(Work required):
Your task is to transcribe all of the data below exactly, omitting the images.

━━━ Listed records ━━━

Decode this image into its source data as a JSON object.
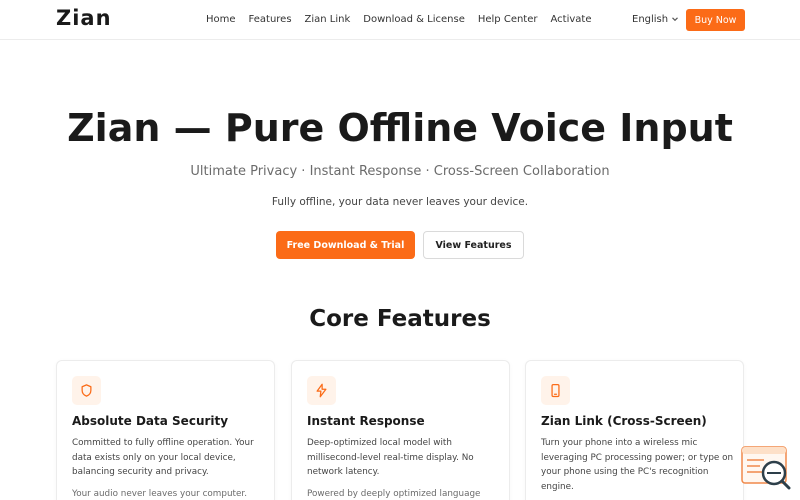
{
  "brand": {
    "logo": "Zian",
    "accent": "#fb6b17"
  },
  "nav": {
    "items": [
      "Home",
      "Features",
      "Zian Link",
      "Download & License",
      "Help Center",
      "Activate"
    ],
    "language": "English",
    "buy_label": "Buy Now"
  },
  "hero": {
    "title": "Zian — Pure Offline Voice Input",
    "subtitle": "Ultimate Privacy · Instant Response · Cross-Screen Collaboration",
    "description": "Fully offline, your data never leaves your device.",
    "primary_cta": "Free Download & Trial",
    "secondary_cta": "View Features"
  },
  "features": {
    "title": "Core Features",
    "cards": [
      {
        "icon": "shield-icon",
        "title": "Absolute Data Security",
        "text": "Committed to fully offline operation. Your data exists only on your local device, balancing security and privacy.",
        "text2": "Your audio never leaves your computer."
      },
      {
        "icon": "lightning-icon",
        "title": "Instant Response",
        "text": "Deep-optimized local model with millisecond-level real-time display. No network latency.",
        "text2": "Powered by deeply optimized language"
      },
      {
        "icon": "phone-icon",
        "title": "Zian Link (Cross-Screen)",
        "text": "Turn your phone into a wireless mic leveraging PC processing power; or type on your phone using the PC's recognition engine.",
        "text2": ""
      }
    ]
  }
}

━━━

(Exercise answer):
Decode this image into its source data as a JSON object.
{
  "brand": {
    "logo": "Zian",
    "accent": "#fb6b17"
  },
  "nav": {
    "items": [
      "Home",
      "Features",
      "Zian Link",
      "Download & License",
      "Help Center",
      "Activate"
    ],
    "language": "English",
    "buy_label": "Buy Now"
  },
  "hero": {
    "title": "Zian — Pure Offline Voice Input",
    "subtitle": "Ultimate Privacy · Instant Response · Cross-Screen Collaboration",
    "description": "Fully offline, your data never leaves your device.",
    "primary_cta": "Free Download & Trial",
    "secondary_cta": "View Features"
  },
  "features": {
    "title": "Core Features",
    "cards": [
      {
        "icon": "shield-icon",
        "title": "Absolute Data Security",
        "text": "Committed to fully offline operation. Your data exists only on your local device, balancing security and privacy.",
        "text2": "Your audio never leaves your computer."
      },
      {
        "icon": "lightning-icon",
        "title": "Instant Response",
        "text": "Deep-optimized local model with millisecond-level real-time display. No network latency.",
        "text2": "Powered by deeply optimized language"
      },
      {
        "icon": "phone-icon",
        "title": "Zian Link (Cross-Screen)",
        "text": "Turn your phone into a wireless mic leveraging PC processing power; or type on your phone using the PC's recognition engine.",
        "text2": ""
      }
    ]
  }
}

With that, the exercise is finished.